BEGIN Input material
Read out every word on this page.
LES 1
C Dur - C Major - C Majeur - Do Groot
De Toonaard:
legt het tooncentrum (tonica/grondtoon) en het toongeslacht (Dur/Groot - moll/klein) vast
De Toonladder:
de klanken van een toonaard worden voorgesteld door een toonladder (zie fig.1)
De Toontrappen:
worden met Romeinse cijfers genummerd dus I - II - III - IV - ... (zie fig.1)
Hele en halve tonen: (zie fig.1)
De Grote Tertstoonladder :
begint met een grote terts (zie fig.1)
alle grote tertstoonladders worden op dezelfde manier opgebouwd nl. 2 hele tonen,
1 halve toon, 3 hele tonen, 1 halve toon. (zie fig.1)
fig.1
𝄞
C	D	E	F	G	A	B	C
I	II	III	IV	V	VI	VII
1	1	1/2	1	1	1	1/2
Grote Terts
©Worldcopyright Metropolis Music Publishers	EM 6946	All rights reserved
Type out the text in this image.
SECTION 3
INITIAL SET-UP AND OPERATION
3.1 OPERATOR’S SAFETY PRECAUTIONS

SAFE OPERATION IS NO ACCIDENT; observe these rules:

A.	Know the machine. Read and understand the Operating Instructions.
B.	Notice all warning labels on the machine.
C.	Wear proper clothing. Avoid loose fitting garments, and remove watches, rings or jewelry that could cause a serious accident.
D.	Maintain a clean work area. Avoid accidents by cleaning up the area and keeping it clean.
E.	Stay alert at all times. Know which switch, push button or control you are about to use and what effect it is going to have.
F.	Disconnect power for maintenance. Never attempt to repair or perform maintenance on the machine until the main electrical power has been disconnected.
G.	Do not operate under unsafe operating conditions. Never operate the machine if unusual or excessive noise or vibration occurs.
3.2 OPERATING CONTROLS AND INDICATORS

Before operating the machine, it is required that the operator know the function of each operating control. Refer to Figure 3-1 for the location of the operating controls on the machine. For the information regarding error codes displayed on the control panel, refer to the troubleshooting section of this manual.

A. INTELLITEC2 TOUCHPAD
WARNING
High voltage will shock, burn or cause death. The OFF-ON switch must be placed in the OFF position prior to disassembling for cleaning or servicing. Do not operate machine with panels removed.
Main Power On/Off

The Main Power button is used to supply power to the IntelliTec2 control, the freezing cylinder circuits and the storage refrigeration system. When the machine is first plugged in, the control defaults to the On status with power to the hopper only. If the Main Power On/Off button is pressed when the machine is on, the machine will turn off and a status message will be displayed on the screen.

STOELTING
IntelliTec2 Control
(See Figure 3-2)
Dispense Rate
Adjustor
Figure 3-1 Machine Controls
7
END Input material
Objective:
Output all of the material, please, exactly as it stands.

Solution below:
Read out every word on this page.
LES 1
C Dur - C Major - C Majeur - Do Groot
De Toonaard:
legt het tooncentrum (tonica/grondtoon) en het toongeslacht (Dur/Groot - moll/klein) vast
De Toonladder:
de klanken van een toonaard worden voorgesteld door een toonladder (zie fig.1)
De Toontrappen:
worden met Romeinse cijfers genummerd dus I - II - III - IV - ... (zie fig.1)
Hele en halve tonen: (zie fig.1)
De Grote Tertstoonladder :
begint met een grote terts (zie fig.1)
alle grote tertstoonladders worden op dezelfde manier opgebouwd nl. 2 hele tonen,
1 halve toon, 3 hele tonen, 1 halve toon. (zie fig.1)
fig.1
𝄞
C	D	E	F	G	A	B	C
I	II	III	IV	V	VI	VII
1	1	1/2	1	1	1	1/2
Grote Terts
©Worldcopyright Metropolis Music Publishers	EM 6946	All rights reserved
Type out the text in this image.
SECTION 3
INITIAL SET-UP AND OPERATION
3.1 OPERATOR’S SAFETY PRECAUTIONS

SAFE OPERATION IS NO ACCIDENT; observe these rules:

A.	Know the machine. Read and understand the Operating Instructions.
B.	Notice all warning labels on the machine.
C.	Wear proper clothing. Avoid loose fitting garments, and remove watches, rings or jewelry that could cause a serious accident.
D.	Maintain a clean work area. Avoid accidents by cleaning up the area and keeping it clean.
E.	Stay alert at all times. Know which switch, push button or control you are about to use and what effect it is going to have.
F.	Disconnect power for maintenance. Never attempt to repair or perform maintenance on the machine until the main electrical power has been disconnected.
G.	Do not operate under unsafe operating conditions. Never operate the machine if unusual or excessive noise or vibration occurs.
3.2 OPERATING CONTROLS AND INDICATORS

Before operating the machine, it is required that the operator know the function of each operating control. Refer to Figure 3-1 for the location of the operating controls on the machine. For the information regarding error codes displayed on the control panel, refer to the troubleshooting section of this manual.

A. INTELLITEC2 TOUCHPAD
WARNING
High voltage will shock, burn or cause death. The OFF-ON switch must be placed in the OFF position prior to disassembling for cleaning or servicing. Do not operate machine with panels removed.
Main Power On/Off

The Main Power button is used to supply power to the IntelliTec2 control, the freezing cylinder circuits and the storage refrigeration system. When the machine is first plugged in, the control defaults to the On status with power to the hopper only. If the Main Power On/Off button is pressed when the machine is on, the machine will turn off and a status message will be displayed on the screen.

STOELTING
IntelliTec2 Control
(See Figure 3-2)
Dispense Rate
Adjustor
Figure 3-1 Machine Controls
7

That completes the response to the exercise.